Tasks to perform:
1. In the text on developmental influences, which receptors does prenatal exposure to cigarette smoke up-regulate on Pedunculopontine nucleus cells?
2. Repeat everything from "Developmental influences" down to "mechanisms throughout development." in the text on developmental influences.
3. List every property of Pedunculopontine nucleus cells that, according to the text on developmental influences, increases after up-regulation of nicotinic receptors.

BEGIN Text

Developmental influences
There are several potential factors that may adversely influence the development of the ascending reticular activating system:
  • Preterm birth: Regardless of birth weight or weeks of gestation, premature birth induces persistent deleterious effects on pre-attentional (arousal and sleep-wake abnormalities), attentional (reaction time and sensory gating), and cortical mechanisms throughout development.
  • Smoking during pregnancy: Prenatal exposure to cigarette smoke is known to produce lasting arousal, attentional and cognitive deficits in humans. This exposure can induce up-regulation of nicotinic receptors on α4b2 subunit on Pedunculopontine nucleus (PPN) cells, resulting in increased tonic activity, resting membrane potential, and hyperpolarization-activated cation current. These major disturbances of the intrinsic membrane properties of PPN neurons result in increased levels of arousal and sensory gating deficits (demonstrated by a diminished amount of habituation to repeated auditory stimuli). It is hypothesized that these physiological changes may intensify attentional dysregulation later in life.

Descending reticulospinal tracts

Spinal cord tracts - reticulospinal tract labeled in red, near-center at left in figure.

END Text
BEGIN Data section

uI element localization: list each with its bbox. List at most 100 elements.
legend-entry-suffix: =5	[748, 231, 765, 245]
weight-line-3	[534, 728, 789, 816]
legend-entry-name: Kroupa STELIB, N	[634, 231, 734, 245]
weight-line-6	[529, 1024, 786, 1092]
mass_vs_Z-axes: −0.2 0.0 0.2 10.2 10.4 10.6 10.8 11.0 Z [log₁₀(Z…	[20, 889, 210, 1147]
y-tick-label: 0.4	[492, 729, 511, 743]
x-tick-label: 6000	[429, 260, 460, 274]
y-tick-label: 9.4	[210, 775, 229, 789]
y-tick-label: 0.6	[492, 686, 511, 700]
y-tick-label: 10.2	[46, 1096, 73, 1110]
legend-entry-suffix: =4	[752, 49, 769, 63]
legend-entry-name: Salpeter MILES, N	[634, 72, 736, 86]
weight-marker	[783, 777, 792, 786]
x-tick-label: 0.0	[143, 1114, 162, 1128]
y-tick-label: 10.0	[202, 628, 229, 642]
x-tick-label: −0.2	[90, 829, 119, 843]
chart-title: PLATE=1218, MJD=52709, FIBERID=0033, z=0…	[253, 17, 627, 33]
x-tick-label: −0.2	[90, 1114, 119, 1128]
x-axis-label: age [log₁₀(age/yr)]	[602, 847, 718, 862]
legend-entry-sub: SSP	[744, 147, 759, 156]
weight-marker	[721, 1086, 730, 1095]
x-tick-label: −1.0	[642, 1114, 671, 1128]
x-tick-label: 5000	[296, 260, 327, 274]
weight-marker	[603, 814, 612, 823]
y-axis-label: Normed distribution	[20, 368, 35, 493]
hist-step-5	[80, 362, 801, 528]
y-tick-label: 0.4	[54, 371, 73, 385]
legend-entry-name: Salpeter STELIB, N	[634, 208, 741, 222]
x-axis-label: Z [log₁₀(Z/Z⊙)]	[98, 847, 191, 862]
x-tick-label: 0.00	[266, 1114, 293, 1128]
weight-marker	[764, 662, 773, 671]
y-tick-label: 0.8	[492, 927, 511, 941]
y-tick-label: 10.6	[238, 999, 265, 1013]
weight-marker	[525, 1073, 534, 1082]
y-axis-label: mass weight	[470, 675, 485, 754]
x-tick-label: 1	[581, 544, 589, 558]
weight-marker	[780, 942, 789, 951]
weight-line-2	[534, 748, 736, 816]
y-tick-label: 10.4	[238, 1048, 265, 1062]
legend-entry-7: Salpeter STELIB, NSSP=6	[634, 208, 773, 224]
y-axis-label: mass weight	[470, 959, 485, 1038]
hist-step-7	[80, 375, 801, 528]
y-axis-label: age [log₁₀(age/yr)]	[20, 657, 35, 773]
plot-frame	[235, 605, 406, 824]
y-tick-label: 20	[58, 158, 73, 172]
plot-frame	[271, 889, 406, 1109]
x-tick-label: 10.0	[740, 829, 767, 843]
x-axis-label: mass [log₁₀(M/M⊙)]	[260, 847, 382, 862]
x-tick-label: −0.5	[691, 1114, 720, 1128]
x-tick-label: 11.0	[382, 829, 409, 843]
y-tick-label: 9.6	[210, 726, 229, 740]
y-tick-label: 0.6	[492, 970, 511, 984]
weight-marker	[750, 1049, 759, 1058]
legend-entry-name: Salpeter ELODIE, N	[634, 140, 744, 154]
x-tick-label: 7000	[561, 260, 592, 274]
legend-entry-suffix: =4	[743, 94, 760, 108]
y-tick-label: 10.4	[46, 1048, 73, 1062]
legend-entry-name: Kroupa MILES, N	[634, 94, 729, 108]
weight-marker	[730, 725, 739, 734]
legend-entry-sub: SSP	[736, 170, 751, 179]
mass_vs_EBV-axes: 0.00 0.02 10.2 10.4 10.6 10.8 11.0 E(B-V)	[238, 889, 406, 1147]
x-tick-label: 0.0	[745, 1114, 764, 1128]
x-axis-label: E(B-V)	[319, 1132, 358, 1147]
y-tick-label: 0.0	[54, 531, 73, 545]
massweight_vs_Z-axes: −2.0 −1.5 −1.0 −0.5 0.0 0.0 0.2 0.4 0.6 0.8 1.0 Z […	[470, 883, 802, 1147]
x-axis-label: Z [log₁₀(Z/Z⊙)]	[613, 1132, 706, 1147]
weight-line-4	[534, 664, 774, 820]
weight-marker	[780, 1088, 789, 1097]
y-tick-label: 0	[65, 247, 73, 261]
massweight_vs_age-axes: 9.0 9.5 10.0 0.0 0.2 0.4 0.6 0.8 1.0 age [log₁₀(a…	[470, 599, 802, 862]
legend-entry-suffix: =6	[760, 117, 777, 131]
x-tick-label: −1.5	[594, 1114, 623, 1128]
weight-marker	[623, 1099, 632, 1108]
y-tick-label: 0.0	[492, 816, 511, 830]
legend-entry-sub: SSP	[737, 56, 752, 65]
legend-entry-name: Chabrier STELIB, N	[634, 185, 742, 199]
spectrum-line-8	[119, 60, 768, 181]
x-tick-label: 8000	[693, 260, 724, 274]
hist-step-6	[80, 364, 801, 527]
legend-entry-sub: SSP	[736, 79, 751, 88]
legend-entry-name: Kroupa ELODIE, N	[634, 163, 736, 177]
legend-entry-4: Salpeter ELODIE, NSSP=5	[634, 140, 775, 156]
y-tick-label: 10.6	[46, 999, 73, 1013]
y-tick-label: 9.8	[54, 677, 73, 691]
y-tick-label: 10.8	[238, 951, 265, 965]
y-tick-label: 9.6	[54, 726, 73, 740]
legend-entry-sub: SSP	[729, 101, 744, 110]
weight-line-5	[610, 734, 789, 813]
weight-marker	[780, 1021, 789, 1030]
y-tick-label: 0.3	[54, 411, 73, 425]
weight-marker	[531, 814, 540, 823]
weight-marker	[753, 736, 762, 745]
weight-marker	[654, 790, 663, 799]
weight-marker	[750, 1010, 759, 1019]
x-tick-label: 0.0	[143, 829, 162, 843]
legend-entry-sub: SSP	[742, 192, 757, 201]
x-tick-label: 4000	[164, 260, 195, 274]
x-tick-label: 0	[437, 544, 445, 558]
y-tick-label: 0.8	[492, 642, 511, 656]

END Data section

Answers to the tasks:
1. Nicotinic receptors on the α4b2 subunit.

2.
Developmental influences
There are several potential factors that may adversely influence the development of the ascending reticular activating system:
  • Preterm birth: Regardless of birth weight or weeks of gestation, premature birth induces persistent deleterious effects on pre-attentional (arousal and sleep-wake abnormalities), attentional (reaction time and sensory gating), and cortical mechanisms throughout development.

3. Tonic activity; resting membrane potential; hyperpolarization-activated cation current.